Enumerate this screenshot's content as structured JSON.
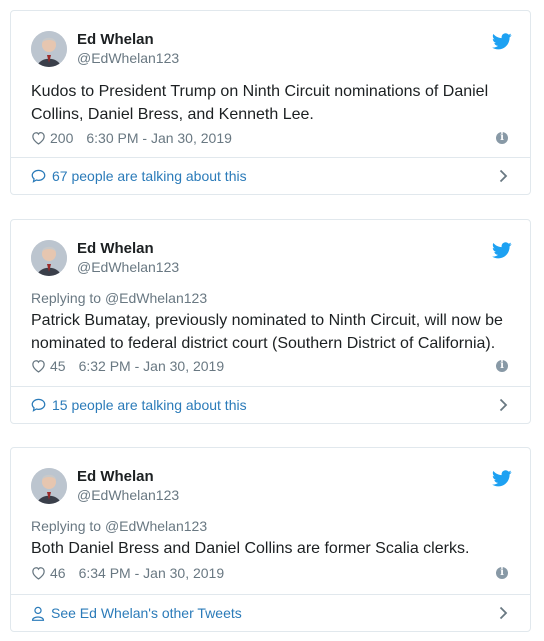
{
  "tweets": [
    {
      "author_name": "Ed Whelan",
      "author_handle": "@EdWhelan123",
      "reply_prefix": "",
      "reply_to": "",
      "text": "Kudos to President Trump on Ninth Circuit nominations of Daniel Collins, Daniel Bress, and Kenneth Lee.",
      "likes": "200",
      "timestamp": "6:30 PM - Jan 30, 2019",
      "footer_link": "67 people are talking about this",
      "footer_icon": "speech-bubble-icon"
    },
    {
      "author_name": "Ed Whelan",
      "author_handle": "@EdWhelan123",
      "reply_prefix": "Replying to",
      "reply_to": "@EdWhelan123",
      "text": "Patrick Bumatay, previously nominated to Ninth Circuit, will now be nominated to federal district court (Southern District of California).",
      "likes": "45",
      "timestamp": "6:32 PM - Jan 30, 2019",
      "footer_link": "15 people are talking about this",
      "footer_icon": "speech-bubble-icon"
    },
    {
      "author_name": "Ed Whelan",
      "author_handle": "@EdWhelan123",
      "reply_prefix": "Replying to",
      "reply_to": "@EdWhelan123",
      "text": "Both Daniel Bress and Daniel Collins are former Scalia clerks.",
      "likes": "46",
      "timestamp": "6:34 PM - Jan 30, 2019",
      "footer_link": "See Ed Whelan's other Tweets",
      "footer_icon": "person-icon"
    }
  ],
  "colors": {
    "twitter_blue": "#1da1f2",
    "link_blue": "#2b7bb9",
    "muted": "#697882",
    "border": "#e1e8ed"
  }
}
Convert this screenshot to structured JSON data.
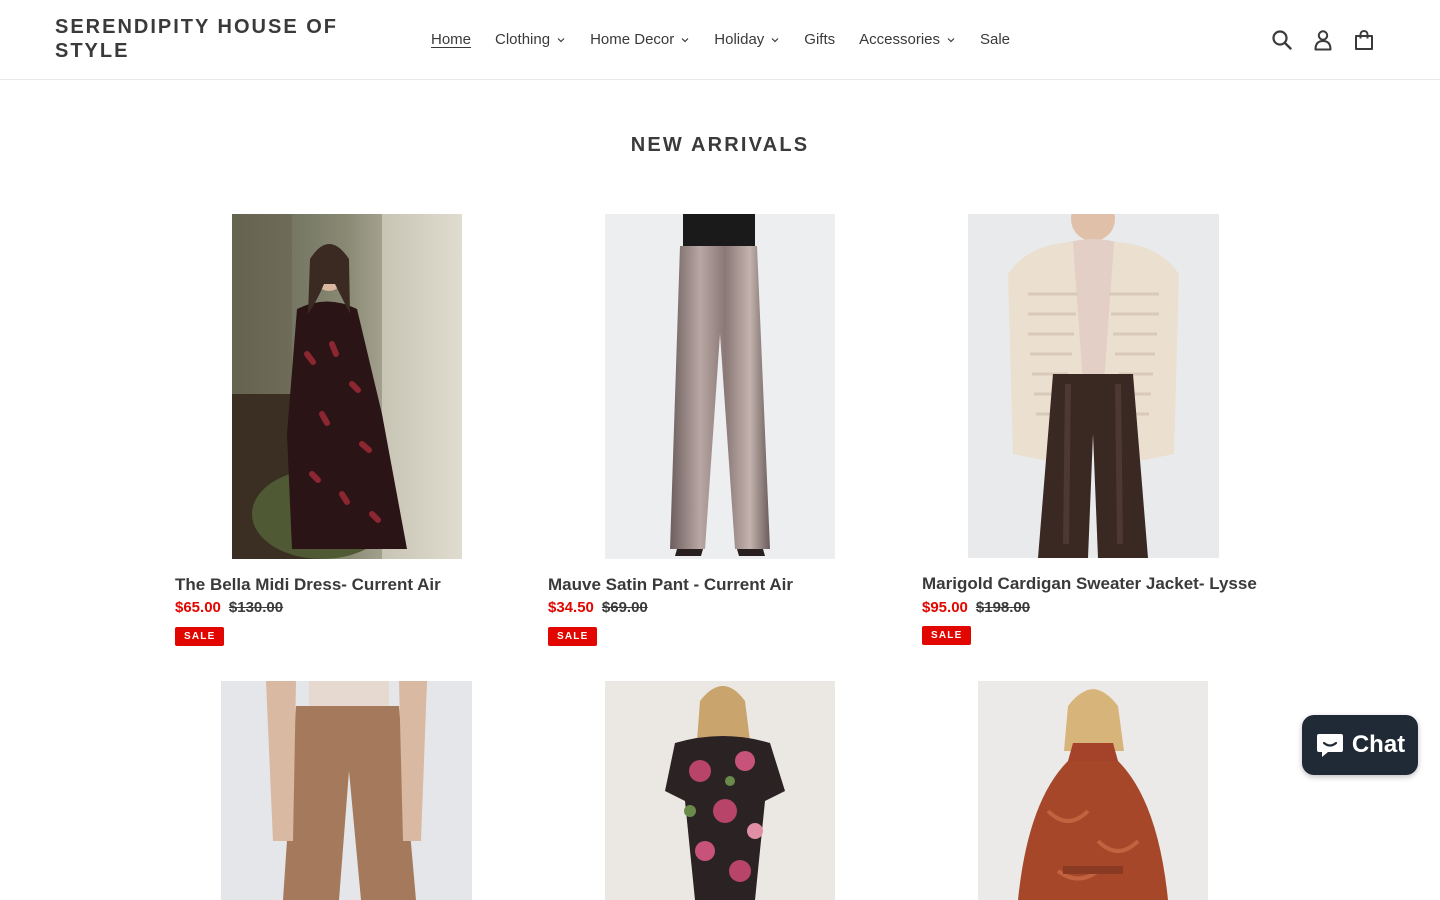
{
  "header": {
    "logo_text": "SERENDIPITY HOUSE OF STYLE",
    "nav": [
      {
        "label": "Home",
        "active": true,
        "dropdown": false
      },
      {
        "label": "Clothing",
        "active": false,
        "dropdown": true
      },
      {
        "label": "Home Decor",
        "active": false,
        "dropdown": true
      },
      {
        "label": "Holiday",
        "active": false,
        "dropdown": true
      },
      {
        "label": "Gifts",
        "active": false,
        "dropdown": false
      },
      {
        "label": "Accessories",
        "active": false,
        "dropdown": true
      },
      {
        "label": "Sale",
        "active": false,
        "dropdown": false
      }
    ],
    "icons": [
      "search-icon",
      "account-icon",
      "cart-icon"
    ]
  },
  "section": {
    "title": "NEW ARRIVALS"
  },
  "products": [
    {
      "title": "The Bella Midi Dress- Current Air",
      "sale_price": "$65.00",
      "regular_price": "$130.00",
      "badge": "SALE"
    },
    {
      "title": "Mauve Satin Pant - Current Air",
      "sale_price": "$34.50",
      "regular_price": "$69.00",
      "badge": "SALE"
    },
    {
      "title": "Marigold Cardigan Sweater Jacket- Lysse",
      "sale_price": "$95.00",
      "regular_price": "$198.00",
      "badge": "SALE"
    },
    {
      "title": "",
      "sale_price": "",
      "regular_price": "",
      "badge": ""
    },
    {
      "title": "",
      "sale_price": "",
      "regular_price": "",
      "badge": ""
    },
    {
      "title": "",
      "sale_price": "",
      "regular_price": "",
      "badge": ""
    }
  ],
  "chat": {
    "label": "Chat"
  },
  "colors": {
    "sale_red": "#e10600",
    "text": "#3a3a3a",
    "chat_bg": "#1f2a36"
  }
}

* * *

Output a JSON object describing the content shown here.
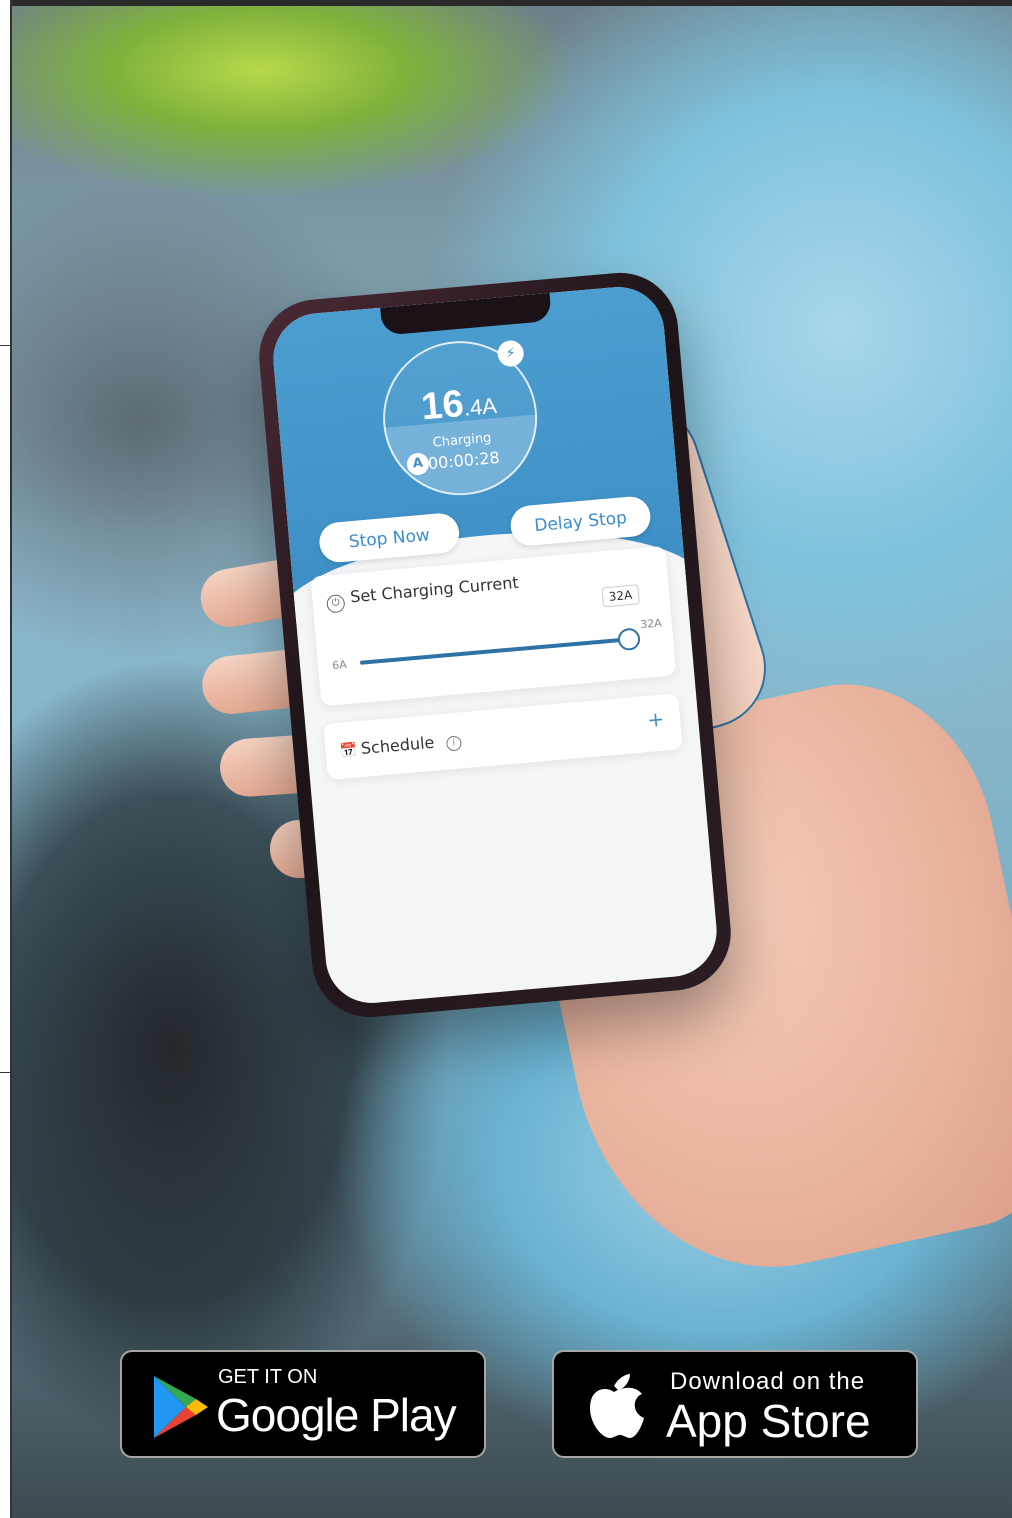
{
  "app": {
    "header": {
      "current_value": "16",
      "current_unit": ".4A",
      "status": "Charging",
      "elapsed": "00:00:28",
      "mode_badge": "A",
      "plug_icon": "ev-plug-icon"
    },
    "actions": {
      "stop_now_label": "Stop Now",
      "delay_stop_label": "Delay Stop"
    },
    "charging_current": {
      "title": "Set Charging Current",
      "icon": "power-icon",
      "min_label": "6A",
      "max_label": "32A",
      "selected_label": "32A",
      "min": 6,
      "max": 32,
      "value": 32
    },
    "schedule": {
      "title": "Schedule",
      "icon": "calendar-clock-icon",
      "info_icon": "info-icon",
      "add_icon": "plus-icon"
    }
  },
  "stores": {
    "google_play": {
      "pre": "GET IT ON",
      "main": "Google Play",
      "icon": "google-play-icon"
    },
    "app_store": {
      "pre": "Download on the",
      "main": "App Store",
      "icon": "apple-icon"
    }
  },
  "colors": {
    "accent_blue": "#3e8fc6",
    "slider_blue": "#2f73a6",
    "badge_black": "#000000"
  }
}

==

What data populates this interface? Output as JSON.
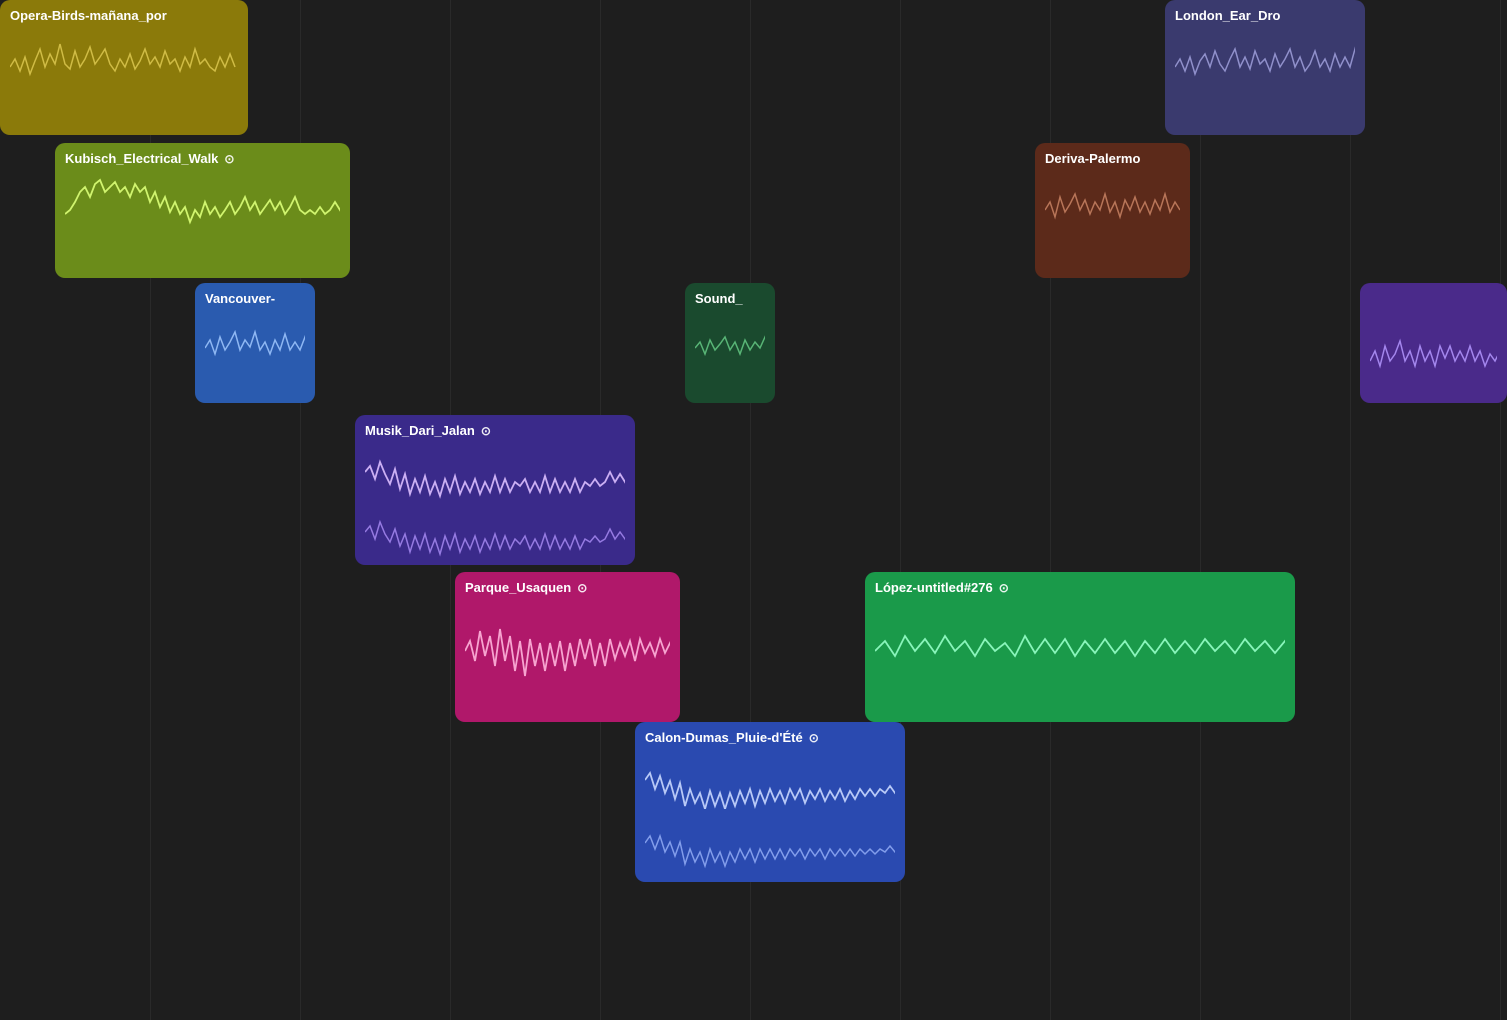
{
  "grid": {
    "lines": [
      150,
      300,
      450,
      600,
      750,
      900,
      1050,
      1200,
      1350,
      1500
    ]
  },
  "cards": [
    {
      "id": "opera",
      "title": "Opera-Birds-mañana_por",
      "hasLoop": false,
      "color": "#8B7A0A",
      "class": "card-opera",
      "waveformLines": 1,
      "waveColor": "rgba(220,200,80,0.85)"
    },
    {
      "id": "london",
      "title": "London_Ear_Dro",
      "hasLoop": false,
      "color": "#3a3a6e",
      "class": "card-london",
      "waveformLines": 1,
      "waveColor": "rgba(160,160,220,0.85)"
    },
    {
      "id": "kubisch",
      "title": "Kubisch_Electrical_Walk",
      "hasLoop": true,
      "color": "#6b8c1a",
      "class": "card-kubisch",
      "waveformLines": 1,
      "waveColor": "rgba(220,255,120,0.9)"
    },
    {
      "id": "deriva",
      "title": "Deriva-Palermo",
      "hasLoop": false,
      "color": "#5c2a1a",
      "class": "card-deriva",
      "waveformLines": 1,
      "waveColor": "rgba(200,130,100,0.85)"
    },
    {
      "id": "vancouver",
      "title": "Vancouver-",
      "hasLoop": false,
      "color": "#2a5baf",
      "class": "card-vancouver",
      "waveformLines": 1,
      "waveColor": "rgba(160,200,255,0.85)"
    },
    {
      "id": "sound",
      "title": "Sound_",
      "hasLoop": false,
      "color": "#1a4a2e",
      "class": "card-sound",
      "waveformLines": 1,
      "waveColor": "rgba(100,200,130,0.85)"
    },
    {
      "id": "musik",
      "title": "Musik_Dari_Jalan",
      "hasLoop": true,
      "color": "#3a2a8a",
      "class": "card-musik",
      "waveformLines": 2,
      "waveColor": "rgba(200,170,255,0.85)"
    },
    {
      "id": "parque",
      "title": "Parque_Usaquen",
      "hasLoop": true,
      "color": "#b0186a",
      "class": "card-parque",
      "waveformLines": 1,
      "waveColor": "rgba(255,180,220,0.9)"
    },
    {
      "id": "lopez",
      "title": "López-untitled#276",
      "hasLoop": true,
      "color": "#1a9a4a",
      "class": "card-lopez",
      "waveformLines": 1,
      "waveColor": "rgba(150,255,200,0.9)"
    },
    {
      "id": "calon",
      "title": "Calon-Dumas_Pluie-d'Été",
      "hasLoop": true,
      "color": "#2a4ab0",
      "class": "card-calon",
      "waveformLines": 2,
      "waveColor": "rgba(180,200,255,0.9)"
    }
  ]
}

» Stated goal: Each line with the string "timestamp" in it needs to be found and copied.

» Finished exercise:
      "timestamp": "6:30 PM - Jan 30, 2019",
      "timestamp": "6:32 PM - Jan 30, 2019",
      "timestamp": "6:34 PM - Jan 30, 2019",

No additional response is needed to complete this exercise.